■ Problem requirements ■
Gather all lines with the word "that" in them.

======== Records shown ========

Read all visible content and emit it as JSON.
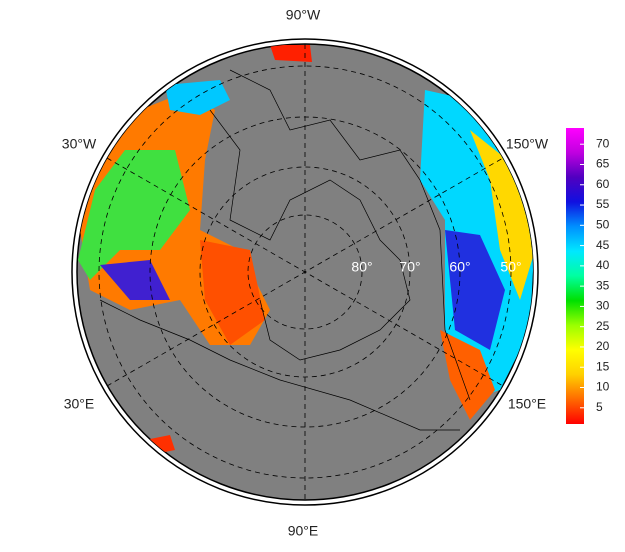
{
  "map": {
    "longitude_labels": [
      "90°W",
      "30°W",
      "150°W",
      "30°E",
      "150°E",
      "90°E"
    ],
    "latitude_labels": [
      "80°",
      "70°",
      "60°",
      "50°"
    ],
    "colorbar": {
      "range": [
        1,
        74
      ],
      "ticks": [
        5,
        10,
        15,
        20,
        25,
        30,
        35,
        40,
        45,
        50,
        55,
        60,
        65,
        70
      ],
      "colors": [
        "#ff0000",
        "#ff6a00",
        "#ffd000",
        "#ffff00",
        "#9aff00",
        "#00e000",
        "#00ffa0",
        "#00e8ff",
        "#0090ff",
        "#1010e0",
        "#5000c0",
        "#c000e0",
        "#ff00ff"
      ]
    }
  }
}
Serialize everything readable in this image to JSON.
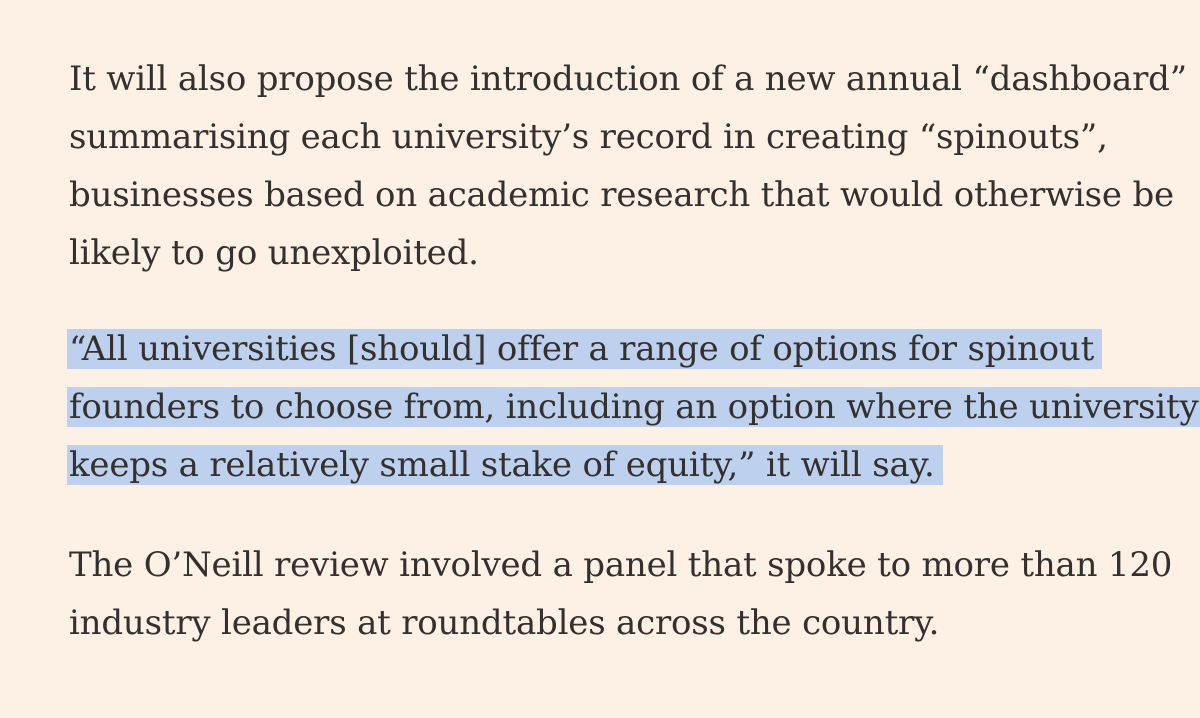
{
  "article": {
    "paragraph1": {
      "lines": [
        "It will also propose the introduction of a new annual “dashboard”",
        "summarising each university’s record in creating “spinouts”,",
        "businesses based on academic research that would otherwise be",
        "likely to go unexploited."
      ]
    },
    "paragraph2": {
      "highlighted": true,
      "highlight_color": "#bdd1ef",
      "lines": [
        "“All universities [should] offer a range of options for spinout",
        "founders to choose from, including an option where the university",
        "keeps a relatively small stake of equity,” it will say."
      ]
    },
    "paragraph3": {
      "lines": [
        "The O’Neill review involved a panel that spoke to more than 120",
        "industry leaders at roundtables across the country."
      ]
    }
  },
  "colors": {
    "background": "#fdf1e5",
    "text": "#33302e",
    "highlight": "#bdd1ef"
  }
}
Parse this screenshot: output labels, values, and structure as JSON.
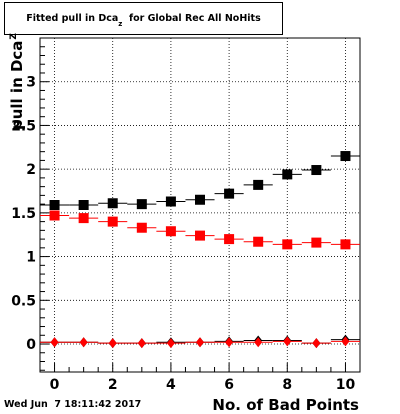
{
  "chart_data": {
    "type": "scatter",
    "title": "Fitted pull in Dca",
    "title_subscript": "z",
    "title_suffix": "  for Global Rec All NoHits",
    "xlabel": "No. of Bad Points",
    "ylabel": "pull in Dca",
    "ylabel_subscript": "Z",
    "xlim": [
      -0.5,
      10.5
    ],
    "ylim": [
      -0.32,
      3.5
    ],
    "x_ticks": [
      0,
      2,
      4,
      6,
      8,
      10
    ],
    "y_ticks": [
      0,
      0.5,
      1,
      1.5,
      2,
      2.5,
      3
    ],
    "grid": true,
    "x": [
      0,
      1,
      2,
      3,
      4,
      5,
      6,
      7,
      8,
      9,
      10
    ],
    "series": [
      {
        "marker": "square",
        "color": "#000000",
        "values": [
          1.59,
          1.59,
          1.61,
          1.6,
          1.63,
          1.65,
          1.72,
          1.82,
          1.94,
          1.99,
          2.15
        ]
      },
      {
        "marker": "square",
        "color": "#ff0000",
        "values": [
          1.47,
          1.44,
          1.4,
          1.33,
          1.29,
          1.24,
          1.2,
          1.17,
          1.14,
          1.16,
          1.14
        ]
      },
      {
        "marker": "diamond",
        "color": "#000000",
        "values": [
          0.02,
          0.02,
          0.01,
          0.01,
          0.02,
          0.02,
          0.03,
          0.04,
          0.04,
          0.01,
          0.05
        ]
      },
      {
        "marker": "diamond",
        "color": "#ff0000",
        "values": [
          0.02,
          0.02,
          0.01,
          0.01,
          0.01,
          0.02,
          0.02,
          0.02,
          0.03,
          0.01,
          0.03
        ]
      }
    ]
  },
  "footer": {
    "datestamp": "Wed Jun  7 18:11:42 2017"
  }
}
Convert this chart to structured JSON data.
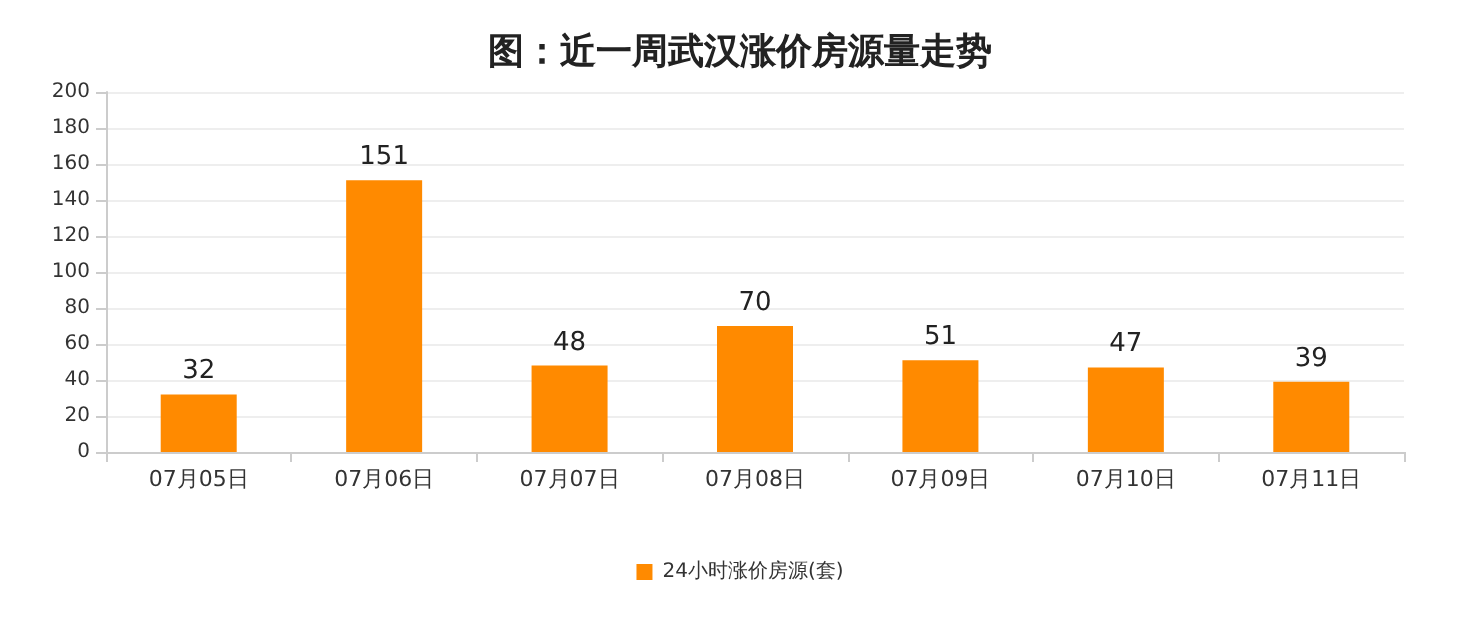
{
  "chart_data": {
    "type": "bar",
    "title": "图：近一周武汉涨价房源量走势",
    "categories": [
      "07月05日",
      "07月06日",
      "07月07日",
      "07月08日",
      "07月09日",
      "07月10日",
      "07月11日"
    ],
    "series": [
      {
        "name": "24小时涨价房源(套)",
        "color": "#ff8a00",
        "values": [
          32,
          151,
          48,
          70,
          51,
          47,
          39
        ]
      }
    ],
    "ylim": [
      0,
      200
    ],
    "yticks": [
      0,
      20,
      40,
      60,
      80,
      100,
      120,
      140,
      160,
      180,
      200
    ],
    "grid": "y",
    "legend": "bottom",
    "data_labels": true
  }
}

========

■ Result of the exercise ■
        "businesses based on academic research that would otherwise be",
        "The O’Neill review involved a panel that spoke to more than 120",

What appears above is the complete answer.